▶ _Set exercise_
In the data, extract each line that holds the string "price".

▶ _Record set_
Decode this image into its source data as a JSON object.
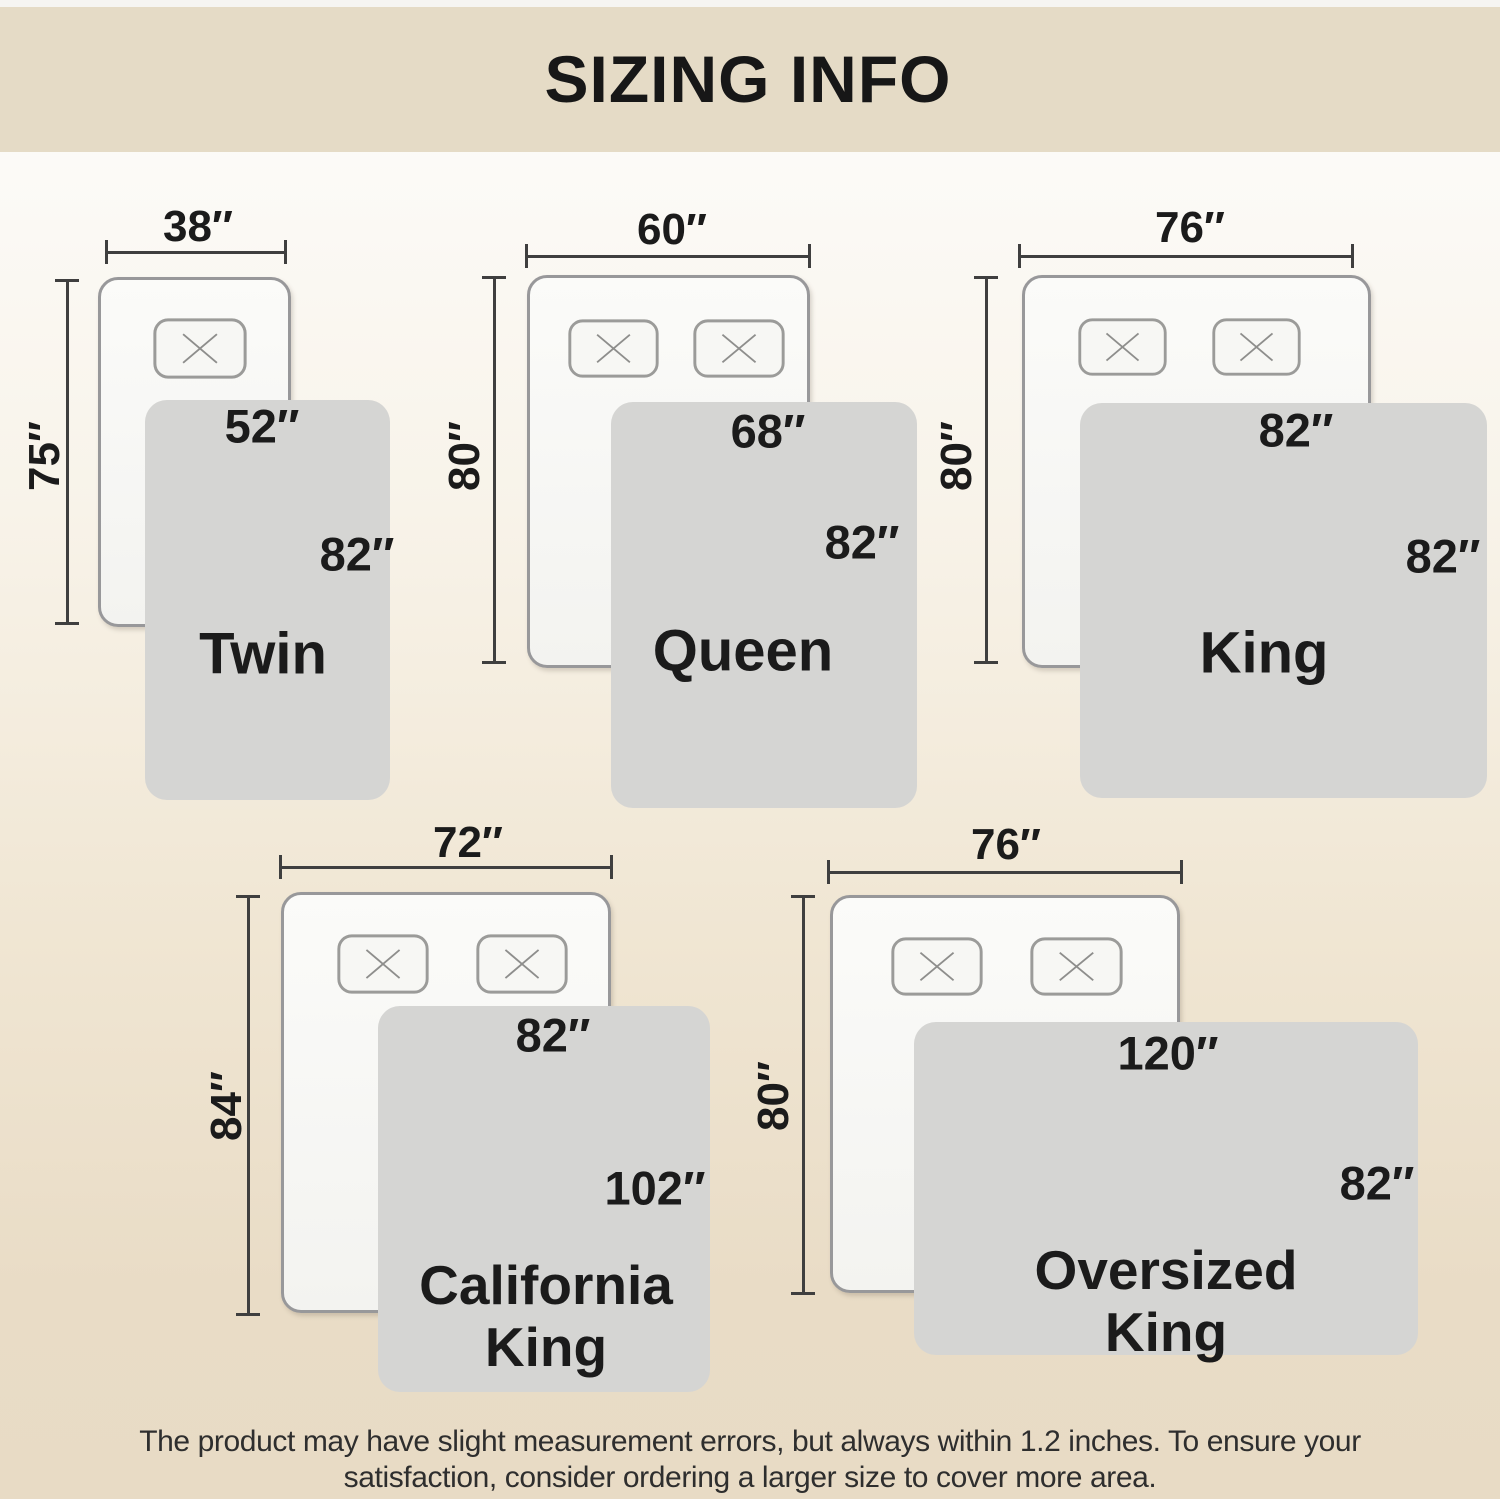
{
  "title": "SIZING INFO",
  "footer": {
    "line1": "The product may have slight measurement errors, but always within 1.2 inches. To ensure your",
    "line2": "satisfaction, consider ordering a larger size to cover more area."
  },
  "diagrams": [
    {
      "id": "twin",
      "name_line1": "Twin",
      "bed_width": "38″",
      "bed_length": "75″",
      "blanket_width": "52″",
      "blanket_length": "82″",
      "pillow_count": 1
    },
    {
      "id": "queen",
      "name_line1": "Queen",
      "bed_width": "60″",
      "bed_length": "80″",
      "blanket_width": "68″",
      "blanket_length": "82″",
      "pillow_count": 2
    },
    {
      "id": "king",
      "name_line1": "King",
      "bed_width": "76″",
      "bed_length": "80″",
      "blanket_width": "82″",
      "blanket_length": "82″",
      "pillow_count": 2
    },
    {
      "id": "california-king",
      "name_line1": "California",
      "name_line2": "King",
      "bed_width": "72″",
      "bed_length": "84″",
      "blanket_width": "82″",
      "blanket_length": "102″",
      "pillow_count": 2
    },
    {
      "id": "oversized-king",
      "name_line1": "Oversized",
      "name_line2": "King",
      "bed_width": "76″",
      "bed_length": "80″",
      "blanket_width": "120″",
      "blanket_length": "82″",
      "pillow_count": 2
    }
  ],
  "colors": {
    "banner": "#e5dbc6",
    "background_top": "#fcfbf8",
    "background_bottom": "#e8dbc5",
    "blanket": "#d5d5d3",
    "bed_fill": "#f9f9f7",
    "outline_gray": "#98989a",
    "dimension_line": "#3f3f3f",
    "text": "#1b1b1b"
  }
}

* * *

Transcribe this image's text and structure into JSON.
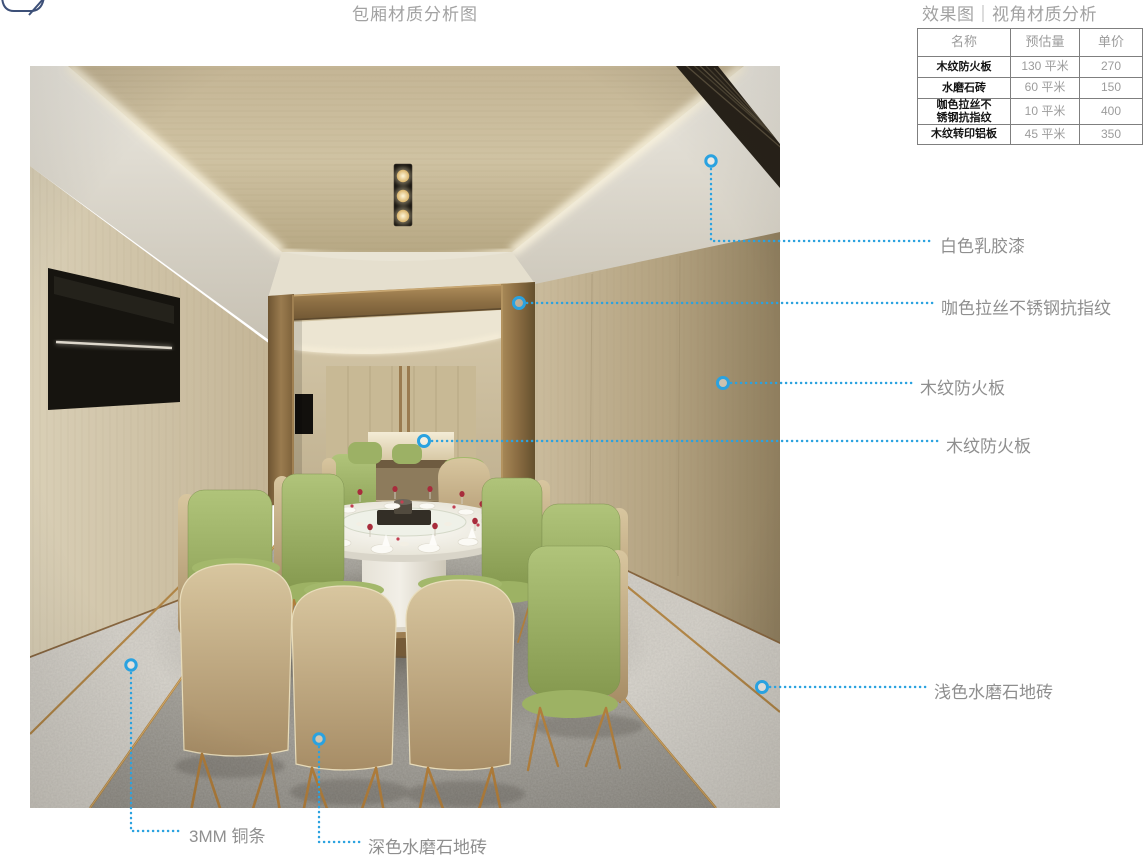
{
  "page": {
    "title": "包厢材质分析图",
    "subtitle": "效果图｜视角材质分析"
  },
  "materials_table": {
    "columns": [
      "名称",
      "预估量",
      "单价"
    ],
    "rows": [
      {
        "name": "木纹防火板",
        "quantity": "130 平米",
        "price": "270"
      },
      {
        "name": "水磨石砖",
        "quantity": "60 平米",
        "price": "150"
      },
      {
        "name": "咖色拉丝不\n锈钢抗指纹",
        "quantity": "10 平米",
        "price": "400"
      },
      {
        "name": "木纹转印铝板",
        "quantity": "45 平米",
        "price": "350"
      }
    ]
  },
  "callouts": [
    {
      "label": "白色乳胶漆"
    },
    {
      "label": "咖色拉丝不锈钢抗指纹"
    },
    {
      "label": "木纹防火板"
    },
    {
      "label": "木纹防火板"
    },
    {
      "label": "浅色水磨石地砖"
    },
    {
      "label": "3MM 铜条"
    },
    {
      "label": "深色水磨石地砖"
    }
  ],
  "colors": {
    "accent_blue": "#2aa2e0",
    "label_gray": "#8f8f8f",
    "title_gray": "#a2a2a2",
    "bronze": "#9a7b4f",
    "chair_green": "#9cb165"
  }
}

▶ _Completed exercise_
        "price": "270"
        "price": "150"
        "price": "400"
        "price": "350"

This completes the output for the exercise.